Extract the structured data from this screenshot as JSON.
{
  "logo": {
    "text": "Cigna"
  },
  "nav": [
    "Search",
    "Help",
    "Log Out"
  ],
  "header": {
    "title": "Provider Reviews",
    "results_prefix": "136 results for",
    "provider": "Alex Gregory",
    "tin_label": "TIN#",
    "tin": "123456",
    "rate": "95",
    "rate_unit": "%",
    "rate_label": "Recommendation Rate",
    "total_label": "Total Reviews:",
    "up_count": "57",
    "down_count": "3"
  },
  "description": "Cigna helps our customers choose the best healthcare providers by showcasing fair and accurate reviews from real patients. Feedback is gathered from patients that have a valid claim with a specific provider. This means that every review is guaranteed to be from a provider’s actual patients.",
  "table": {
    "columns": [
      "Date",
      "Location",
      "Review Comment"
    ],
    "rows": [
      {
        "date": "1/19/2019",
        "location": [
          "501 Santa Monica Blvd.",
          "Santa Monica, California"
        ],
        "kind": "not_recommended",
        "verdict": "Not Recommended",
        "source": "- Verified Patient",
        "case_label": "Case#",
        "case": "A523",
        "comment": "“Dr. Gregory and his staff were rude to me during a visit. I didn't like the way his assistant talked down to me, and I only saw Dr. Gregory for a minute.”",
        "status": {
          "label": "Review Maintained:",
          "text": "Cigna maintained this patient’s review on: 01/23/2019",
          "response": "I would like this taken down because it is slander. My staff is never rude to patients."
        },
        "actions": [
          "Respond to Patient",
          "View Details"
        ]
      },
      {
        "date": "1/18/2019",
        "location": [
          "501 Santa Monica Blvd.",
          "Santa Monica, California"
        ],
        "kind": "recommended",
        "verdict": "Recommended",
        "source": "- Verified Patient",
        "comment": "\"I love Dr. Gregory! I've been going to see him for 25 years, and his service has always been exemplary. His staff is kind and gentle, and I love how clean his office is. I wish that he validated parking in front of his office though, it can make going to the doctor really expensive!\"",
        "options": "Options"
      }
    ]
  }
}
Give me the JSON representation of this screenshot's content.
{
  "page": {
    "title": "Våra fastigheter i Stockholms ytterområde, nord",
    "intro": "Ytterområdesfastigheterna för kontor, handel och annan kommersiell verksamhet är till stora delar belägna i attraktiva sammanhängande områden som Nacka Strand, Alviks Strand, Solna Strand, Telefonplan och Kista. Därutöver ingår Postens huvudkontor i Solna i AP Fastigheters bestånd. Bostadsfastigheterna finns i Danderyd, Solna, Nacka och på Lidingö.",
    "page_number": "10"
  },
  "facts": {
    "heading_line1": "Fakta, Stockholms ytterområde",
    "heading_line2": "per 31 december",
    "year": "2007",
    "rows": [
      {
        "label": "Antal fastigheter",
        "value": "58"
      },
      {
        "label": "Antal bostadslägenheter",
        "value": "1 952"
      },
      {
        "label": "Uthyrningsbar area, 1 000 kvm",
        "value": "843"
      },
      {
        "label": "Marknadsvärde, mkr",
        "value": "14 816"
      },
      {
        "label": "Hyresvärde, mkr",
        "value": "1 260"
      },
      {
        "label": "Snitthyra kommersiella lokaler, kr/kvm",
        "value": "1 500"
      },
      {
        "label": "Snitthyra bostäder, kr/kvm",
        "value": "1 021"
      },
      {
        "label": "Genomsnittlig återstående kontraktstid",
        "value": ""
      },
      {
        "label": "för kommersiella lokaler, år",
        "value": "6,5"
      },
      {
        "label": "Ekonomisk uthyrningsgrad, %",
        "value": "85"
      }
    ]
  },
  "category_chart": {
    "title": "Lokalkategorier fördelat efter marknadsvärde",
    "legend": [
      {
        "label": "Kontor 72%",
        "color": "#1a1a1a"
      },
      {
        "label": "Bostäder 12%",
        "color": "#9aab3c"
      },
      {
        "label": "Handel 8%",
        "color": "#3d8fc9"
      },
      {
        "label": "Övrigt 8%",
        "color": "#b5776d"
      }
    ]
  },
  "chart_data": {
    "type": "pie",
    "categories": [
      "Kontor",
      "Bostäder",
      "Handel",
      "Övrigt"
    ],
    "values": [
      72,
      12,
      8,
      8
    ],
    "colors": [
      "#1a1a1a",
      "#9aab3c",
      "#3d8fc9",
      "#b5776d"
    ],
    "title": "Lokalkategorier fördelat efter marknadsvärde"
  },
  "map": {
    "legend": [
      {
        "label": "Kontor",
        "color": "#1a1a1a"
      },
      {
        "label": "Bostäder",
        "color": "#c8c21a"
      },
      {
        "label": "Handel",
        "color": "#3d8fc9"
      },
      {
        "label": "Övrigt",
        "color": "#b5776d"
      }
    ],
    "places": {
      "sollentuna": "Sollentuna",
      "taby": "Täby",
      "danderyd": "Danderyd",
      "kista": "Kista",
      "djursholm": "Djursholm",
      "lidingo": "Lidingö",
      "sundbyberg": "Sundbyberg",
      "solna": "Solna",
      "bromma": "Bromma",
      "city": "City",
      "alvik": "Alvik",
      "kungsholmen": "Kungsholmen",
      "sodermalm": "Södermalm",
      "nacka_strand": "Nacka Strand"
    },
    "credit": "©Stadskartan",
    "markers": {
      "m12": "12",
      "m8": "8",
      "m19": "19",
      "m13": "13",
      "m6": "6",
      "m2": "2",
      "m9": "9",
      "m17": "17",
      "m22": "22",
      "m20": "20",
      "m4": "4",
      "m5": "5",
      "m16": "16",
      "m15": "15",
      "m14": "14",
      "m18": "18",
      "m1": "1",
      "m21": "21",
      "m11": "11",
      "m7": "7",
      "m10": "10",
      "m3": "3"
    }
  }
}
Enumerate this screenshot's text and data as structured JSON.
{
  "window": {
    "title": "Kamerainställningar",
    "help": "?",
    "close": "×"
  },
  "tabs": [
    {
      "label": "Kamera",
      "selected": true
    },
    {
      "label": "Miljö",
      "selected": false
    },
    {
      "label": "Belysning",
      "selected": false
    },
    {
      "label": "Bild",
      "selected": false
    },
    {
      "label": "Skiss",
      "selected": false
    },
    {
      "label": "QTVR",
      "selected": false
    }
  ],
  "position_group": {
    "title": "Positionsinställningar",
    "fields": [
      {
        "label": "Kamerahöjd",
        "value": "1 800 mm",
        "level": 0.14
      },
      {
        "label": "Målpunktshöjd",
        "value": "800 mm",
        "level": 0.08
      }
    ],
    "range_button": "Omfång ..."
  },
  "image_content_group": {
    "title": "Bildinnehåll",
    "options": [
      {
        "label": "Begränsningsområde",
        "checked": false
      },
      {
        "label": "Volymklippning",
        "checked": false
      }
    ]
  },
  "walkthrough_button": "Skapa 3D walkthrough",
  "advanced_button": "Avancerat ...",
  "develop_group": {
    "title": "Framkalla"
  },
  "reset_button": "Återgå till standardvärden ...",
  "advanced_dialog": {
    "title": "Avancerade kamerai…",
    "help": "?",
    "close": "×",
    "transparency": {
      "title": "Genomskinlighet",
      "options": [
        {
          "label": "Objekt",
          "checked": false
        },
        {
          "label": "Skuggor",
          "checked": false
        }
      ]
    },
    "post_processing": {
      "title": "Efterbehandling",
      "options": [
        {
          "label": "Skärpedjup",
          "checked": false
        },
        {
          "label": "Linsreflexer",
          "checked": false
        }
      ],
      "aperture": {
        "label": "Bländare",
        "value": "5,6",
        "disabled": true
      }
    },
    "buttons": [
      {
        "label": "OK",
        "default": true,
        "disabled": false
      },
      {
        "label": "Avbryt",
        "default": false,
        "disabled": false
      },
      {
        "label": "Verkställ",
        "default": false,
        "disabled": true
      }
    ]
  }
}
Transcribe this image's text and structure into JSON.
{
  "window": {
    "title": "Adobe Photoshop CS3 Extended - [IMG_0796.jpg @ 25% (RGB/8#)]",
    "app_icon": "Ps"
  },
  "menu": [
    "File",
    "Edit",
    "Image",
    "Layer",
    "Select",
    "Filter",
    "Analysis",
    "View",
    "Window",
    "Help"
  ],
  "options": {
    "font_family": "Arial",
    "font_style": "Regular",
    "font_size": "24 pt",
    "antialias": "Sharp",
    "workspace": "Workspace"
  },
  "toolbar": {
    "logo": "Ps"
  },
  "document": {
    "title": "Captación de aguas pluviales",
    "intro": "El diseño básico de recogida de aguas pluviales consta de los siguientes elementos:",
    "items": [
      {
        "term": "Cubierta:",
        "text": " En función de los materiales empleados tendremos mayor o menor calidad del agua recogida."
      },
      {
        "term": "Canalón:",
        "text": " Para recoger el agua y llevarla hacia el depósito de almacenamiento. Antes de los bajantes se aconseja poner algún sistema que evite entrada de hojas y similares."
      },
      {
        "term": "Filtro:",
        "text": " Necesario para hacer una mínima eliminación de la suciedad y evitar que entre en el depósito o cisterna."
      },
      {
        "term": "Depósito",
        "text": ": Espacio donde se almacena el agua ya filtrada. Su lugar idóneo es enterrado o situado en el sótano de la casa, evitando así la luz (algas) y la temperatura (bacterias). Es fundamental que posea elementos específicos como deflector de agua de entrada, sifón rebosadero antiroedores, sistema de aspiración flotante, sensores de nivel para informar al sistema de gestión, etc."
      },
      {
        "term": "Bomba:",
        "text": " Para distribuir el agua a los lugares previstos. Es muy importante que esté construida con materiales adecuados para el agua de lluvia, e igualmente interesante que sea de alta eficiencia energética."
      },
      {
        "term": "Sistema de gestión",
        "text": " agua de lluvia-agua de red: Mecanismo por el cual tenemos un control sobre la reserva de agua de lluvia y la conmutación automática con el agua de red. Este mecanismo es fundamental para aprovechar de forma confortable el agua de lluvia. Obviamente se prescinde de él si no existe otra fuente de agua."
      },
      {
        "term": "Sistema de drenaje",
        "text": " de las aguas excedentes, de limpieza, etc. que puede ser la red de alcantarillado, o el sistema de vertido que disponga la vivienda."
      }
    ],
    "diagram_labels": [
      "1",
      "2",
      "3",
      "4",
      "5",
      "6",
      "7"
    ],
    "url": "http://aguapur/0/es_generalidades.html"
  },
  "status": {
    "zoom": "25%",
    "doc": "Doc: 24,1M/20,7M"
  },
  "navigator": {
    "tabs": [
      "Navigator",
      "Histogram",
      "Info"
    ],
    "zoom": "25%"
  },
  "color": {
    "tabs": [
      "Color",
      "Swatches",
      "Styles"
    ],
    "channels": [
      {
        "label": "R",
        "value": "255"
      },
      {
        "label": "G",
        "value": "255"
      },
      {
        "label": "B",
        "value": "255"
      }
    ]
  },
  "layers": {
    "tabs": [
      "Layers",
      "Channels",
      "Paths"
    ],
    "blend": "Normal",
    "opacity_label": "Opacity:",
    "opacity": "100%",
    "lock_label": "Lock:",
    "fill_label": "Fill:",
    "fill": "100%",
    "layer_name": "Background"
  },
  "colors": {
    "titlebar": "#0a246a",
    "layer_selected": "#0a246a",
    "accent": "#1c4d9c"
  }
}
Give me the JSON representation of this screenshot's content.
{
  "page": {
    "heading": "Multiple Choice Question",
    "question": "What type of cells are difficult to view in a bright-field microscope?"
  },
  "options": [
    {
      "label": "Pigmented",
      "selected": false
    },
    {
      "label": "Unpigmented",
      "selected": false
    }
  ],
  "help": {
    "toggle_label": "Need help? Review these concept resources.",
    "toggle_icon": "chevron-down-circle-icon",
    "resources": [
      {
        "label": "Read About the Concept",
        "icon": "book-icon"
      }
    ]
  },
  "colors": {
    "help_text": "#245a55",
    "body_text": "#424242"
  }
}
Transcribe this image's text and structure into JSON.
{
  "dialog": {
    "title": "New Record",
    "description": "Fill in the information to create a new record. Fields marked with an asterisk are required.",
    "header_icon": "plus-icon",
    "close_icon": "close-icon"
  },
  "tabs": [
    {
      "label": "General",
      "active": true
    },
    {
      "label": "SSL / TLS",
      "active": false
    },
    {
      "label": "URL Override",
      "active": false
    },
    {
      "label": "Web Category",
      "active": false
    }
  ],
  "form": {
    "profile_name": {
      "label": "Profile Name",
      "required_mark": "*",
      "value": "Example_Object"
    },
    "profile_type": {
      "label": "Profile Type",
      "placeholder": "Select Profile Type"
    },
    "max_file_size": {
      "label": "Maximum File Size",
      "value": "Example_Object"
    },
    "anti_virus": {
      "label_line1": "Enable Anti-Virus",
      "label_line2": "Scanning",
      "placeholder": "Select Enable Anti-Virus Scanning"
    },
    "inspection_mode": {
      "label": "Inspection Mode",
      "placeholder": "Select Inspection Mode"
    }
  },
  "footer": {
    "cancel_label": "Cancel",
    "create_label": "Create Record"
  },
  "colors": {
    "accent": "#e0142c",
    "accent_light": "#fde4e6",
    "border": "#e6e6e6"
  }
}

> _Problem to solve_
Number of lines holding "screenshot" in the material: state it with no other words.

> _Answer section_
4